■ WHAT IS NEEDED ■
Go through the listing and pick out each line with the word "desc" in it.

═════ EXERCISE INPUT

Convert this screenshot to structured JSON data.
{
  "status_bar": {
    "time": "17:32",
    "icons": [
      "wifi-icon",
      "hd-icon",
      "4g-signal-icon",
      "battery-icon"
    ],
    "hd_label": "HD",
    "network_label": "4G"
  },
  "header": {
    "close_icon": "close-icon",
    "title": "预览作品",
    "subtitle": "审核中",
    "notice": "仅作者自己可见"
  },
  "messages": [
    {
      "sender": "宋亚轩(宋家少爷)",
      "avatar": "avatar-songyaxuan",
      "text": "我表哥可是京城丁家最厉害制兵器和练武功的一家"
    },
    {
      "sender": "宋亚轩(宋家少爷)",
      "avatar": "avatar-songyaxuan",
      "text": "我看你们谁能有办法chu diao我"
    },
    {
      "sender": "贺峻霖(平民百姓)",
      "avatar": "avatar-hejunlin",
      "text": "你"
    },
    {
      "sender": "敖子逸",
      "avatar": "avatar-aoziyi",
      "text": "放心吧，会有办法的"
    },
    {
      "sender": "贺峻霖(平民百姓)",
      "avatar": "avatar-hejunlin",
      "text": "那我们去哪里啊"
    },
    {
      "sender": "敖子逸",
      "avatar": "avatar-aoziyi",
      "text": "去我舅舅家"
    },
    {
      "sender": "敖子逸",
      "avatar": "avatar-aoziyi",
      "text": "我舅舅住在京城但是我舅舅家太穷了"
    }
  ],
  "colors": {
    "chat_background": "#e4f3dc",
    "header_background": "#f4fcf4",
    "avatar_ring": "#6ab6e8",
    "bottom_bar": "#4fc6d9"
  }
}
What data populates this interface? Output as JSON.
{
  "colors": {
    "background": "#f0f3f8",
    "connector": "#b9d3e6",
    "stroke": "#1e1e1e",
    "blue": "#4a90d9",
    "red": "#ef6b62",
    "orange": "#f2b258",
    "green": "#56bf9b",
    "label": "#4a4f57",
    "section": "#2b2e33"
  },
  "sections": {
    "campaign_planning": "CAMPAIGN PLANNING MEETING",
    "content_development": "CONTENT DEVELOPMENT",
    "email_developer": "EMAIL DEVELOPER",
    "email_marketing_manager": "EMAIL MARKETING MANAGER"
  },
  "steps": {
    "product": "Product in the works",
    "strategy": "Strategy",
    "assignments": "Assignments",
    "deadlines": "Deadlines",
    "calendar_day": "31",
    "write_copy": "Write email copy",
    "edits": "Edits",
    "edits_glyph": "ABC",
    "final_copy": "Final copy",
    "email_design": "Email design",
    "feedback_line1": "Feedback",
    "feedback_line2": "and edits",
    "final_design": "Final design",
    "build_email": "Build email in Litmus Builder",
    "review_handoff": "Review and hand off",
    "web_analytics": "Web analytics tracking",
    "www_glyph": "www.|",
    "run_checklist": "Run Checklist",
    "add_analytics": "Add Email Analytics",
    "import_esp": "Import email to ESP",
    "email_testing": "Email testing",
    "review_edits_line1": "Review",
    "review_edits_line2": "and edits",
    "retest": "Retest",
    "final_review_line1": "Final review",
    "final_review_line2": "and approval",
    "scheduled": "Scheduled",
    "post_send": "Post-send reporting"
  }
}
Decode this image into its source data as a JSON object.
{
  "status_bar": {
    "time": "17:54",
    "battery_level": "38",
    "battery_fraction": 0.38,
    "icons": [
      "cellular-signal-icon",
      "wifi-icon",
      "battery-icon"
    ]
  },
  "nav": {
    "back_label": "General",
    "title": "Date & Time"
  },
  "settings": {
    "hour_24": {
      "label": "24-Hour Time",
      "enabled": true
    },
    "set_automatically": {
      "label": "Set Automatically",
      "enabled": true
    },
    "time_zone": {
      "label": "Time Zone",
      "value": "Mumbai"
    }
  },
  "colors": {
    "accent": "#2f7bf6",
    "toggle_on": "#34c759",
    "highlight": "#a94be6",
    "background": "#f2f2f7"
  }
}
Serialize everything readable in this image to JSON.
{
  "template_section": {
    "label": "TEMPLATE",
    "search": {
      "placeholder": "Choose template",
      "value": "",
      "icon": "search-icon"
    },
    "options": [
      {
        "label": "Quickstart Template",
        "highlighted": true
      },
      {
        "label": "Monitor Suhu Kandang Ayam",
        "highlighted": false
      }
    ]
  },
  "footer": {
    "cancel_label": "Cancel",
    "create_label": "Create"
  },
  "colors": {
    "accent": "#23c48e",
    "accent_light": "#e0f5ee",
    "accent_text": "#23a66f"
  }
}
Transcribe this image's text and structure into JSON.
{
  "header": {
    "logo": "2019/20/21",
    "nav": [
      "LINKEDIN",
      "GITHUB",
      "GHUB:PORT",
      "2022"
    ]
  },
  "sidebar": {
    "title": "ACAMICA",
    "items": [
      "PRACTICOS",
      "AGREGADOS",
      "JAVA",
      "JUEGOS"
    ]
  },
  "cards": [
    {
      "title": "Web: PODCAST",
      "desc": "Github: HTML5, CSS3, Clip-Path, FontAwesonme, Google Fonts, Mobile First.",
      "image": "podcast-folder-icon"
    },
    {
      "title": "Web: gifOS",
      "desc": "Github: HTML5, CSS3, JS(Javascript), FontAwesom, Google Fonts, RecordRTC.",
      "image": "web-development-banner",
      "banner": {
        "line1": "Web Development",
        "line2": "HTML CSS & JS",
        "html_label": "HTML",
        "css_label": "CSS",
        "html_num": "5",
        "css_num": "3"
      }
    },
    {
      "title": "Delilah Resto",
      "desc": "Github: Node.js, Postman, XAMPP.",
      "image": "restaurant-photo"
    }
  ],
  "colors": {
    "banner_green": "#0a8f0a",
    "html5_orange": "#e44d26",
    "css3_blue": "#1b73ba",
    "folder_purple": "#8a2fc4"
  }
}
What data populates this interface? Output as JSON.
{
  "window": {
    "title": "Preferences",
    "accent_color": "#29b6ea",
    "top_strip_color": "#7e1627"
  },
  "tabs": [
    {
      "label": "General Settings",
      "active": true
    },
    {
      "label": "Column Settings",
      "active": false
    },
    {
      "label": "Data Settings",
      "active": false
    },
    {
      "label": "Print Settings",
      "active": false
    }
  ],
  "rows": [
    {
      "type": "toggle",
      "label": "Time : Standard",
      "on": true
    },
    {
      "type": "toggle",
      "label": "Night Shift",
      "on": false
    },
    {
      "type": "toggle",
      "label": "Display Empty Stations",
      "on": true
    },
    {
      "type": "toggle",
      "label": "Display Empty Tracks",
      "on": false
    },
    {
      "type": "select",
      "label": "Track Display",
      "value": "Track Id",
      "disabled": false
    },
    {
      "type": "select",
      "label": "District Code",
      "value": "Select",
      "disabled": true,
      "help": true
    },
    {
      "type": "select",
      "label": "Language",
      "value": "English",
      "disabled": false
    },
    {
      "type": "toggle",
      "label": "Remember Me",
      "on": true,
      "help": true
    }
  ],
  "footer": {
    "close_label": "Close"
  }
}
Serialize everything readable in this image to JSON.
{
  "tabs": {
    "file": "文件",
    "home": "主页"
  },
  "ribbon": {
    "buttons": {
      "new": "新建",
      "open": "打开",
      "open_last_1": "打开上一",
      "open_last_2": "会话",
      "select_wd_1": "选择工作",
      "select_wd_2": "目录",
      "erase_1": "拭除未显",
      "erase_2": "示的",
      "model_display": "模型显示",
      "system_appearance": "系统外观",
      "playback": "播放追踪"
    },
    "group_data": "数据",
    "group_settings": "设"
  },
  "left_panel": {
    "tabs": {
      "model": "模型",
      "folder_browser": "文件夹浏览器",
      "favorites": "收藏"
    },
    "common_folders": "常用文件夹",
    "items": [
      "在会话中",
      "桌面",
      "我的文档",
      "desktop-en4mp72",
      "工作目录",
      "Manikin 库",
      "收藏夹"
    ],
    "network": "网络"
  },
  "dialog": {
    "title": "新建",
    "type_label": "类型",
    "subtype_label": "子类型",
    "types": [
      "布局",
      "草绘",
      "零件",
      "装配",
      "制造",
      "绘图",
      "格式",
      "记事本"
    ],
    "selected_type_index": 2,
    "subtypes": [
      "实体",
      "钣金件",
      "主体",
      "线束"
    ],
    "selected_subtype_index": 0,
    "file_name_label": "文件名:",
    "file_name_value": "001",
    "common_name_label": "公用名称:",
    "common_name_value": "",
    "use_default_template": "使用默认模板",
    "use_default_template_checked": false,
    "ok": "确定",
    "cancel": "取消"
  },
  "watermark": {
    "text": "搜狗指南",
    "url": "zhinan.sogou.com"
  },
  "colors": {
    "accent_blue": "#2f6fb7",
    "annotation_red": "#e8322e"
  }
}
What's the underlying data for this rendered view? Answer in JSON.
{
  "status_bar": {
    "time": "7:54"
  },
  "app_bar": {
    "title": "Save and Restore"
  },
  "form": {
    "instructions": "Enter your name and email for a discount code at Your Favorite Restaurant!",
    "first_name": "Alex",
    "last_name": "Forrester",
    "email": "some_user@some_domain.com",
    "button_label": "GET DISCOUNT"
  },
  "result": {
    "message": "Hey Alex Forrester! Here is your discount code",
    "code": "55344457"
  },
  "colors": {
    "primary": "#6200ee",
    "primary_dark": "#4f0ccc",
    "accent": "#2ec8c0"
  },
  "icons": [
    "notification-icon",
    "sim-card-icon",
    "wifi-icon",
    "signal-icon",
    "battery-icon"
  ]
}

══════════

■ ANSWER TO THIS PROBLEM ■
      "desc": "Github: HTML5, CSS3, Clip-Path, FontAwesonme, Google Fonts, Mobile First.",
      "desc": "Github: HTML5, CSS3, JS(Javascript), FontAwesom, Google Fonts, RecordRTC.",
      "desc": "Github: Node.js, Postman, XAMPP.",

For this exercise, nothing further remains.